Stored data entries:
********

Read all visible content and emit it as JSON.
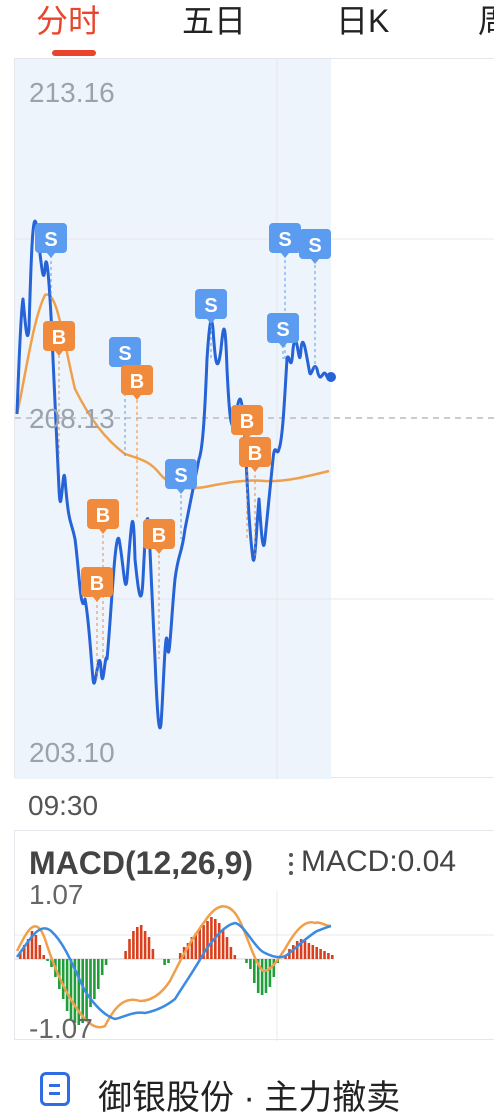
{
  "tabs": [
    {
      "label": "分时",
      "active": true
    },
    {
      "label": "五日",
      "active": false
    },
    {
      "label": "日K",
      "active": false
    },
    {
      "label": "周",
      "active": false
    }
  ],
  "price_chart": {
    "y_max_label": "213.16",
    "y_mid_label": "208.13",
    "y_min_label": "203.10",
    "x_start_label": "09:30"
  },
  "macd": {
    "title": "MACD(12,26,9)",
    "value_text": "MACD:0.04",
    "y_max_label": "1.07",
    "y_min_label": "-1.07"
  },
  "footer": {
    "text": "御银股份 · 主力撤卖"
  },
  "colors": {
    "accent": "#e8452c",
    "price_line": "#2563d6",
    "avg_line": "#f0a04b",
    "buy_marker": "#f08a3c",
    "sell_marker": "#5b9cf0",
    "macd_up": "#d9411e",
    "macd_down": "#1f9e3a"
  },
  "chart_data": [
    {
      "type": "line",
      "ylim": [
        203.1,
        213.16
      ],
      "reference": 208.13,
      "series": [],
      "markers": [
        {
          "type": "S"
        },
        {
          "type": "B"
        },
        {
          "type": "S"
        },
        {
          "type": "B"
        },
        {
          "type": "B"
        },
        {
          "type": "B"
        },
        {
          "type": "B"
        },
        {
          "type": "S"
        },
        {
          "type": "S"
        },
        {
          "type": "B"
        },
        {
          "type": "B"
        },
        {
          "type": "S"
        },
        {
          "type": "S"
        },
        {
          "type": "S"
        }
      ]
    },
    {
      "type": "bar",
      "title": "MACD(12,26,9)",
      "ylim": [
        -1.07,
        1.07
      ],
      "series": []
    }
  ]
}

********

Instructions for the task
Output the entries above exactly, without their pictures.

Answer in full
Read all visible content and emit it as JSON.
{
  "tabs": [
    {
      "label": "分时",
      "active": true
    },
    {
      "label": "五日",
      "active": false
    },
    {
      "label": "日K",
      "active": false
    },
    {
      "label": "周",
      "active": false
    }
  ],
  "price_chart": {
    "y_max_label": "213.16",
    "y_mid_label": "208.13",
    "y_min_label": "203.10",
    "x_start_label": "09:30"
  },
  "macd": {
    "title": "MACD(12,26,9)",
    "value_text": "MACD:0.04",
    "y_max_label": "1.07",
    "y_min_label": "-1.07"
  },
  "footer": {
    "text": "御银股份 · 主力撤卖"
  },
  "colors": {
    "accent": "#e8452c",
    "price_line": "#2563d6",
    "avg_line": "#f0a04b",
    "buy_marker": "#f08a3c",
    "sell_marker": "#5b9cf0",
    "macd_up": "#d9411e",
    "macd_down": "#1f9e3a"
  },
  "chart_data": [
    {
      "type": "line",
      "ylim": [
        203.1,
        213.16
      ],
      "reference": 208.13,
      "series": [],
      "markers": [
        {
          "type": "S"
        },
        {
          "type": "B"
        },
        {
          "type": "S"
        },
        {
          "type": "B"
        },
        {
          "type": "B"
        },
        {
          "type": "B"
        },
        {
          "type": "B"
        },
        {
          "type": "S"
        },
        {
          "type": "S"
        },
        {
          "type": "B"
        },
        {
          "type": "B"
        },
        {
          "type": "S"
        },
        {
          "type": "S"
        },
        {
          "type": "S"
        }
      ]
    },
    {
      "type": "bar",
      "title": "MACD(12,26,9)",
      "ylim": [
        -1.07,
        1.07
      ],
      "series": []
    }
  ]
}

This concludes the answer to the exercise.